## RECORD EXTRACTS
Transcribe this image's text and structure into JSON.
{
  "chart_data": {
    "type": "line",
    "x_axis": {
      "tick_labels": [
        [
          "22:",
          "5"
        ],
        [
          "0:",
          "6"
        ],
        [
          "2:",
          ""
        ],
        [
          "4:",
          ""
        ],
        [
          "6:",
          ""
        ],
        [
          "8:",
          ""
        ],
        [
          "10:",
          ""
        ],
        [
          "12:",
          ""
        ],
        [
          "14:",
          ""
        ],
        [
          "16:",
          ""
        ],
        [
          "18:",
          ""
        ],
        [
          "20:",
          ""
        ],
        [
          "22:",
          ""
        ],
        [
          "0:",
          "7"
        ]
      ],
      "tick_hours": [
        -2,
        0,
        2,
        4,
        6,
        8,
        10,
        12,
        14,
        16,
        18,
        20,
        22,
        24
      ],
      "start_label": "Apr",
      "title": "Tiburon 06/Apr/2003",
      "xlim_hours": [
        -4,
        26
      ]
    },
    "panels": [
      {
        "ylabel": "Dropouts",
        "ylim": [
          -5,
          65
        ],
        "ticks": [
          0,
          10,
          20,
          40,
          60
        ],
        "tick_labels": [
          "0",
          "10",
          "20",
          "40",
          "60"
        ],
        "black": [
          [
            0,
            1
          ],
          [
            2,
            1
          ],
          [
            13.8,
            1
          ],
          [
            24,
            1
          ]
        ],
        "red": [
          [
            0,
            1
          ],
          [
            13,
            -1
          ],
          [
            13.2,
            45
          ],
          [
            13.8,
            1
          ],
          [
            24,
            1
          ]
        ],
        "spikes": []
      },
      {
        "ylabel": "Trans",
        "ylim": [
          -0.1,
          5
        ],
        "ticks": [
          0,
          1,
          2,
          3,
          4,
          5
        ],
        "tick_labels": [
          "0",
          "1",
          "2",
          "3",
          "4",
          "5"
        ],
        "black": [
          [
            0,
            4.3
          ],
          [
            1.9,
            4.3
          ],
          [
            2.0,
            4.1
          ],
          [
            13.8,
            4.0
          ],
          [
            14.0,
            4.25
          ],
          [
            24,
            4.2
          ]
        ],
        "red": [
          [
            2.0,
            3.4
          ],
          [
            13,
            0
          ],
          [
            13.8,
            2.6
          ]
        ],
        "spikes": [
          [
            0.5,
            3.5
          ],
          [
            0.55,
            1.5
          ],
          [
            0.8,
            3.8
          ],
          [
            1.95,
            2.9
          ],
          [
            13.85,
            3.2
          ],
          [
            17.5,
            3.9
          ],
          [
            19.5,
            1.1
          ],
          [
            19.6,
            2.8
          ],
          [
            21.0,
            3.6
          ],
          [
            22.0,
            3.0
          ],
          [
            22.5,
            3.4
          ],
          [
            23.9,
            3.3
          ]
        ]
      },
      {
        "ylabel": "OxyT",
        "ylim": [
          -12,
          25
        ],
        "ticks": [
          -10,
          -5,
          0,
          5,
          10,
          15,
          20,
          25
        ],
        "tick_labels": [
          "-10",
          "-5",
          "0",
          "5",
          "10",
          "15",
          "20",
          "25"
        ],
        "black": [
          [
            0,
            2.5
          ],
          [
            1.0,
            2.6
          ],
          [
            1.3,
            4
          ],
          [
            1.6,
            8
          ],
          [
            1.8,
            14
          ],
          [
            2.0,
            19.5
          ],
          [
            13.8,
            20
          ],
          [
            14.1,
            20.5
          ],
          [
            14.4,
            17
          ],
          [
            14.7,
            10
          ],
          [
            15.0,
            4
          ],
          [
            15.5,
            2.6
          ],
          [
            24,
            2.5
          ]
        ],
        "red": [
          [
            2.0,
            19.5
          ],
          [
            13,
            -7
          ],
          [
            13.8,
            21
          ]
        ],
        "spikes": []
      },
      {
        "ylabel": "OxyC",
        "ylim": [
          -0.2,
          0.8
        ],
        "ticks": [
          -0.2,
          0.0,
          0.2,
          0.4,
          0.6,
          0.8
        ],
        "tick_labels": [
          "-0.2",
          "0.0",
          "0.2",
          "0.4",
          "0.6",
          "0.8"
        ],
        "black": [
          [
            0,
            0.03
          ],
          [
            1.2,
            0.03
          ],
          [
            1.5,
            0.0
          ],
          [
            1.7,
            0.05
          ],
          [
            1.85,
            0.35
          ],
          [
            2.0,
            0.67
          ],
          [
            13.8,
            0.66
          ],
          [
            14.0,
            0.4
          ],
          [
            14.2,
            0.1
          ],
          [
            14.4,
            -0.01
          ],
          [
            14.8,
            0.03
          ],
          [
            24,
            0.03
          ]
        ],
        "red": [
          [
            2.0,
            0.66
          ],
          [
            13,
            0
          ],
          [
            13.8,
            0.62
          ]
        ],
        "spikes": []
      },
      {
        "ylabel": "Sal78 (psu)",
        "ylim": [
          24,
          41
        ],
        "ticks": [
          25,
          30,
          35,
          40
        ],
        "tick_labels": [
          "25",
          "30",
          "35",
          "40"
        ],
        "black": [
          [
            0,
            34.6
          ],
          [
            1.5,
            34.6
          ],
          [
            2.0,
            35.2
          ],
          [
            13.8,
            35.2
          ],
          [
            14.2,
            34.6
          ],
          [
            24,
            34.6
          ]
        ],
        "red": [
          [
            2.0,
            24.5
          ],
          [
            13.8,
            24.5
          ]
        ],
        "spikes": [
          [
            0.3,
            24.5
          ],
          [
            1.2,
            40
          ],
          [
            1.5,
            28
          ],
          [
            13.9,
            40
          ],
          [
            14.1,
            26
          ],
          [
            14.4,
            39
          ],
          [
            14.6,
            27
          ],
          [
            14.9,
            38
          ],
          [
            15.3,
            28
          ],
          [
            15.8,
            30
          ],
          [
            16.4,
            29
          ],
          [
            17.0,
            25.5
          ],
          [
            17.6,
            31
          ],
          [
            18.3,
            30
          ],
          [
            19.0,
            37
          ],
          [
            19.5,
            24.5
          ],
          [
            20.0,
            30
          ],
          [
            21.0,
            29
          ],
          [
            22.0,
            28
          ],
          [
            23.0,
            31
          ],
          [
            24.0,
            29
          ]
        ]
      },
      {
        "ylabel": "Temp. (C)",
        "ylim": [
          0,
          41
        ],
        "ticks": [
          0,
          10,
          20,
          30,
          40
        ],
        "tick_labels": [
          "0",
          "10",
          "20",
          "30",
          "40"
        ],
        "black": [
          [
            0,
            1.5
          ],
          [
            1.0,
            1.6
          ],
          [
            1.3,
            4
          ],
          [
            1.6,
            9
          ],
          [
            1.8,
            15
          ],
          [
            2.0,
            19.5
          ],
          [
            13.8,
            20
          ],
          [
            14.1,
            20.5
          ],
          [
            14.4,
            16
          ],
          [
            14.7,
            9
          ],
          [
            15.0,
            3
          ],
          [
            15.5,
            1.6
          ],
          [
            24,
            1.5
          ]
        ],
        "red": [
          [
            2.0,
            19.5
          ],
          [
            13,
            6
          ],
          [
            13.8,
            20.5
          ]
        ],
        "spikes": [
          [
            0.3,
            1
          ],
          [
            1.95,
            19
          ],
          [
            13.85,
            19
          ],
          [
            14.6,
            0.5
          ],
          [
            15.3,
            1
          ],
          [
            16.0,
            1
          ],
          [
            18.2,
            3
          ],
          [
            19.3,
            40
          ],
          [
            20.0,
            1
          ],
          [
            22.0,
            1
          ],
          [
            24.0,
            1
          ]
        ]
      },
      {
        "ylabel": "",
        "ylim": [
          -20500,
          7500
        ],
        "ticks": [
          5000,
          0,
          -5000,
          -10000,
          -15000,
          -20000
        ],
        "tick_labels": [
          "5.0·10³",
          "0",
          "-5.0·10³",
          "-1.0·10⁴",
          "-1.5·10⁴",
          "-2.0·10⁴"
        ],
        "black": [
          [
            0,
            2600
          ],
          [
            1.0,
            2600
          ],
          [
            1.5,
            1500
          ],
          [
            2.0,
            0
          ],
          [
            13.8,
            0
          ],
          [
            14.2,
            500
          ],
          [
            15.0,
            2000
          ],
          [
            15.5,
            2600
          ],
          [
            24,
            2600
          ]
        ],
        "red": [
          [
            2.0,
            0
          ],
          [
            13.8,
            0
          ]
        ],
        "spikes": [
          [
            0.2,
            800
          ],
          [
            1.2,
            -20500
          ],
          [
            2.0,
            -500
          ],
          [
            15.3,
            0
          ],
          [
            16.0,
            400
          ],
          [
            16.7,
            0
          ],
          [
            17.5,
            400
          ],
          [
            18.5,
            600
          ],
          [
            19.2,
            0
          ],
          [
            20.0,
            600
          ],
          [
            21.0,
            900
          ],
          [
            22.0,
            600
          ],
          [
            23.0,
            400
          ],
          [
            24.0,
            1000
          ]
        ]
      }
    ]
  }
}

## EXERCISE INSTRUCTIONS
Copy each line of the listing that holds the word "ylabel".

## WRITTEN ANSWER
        "ylabel": "Dropouts",
        "ylabel": "Trans",
        "ylabel": "OxyT",
        "ylabel": "OxyC",
        "ylabel": "Sal78 (psu)",
        "ylabel": "Temp. (C)",
        "ylabel": "",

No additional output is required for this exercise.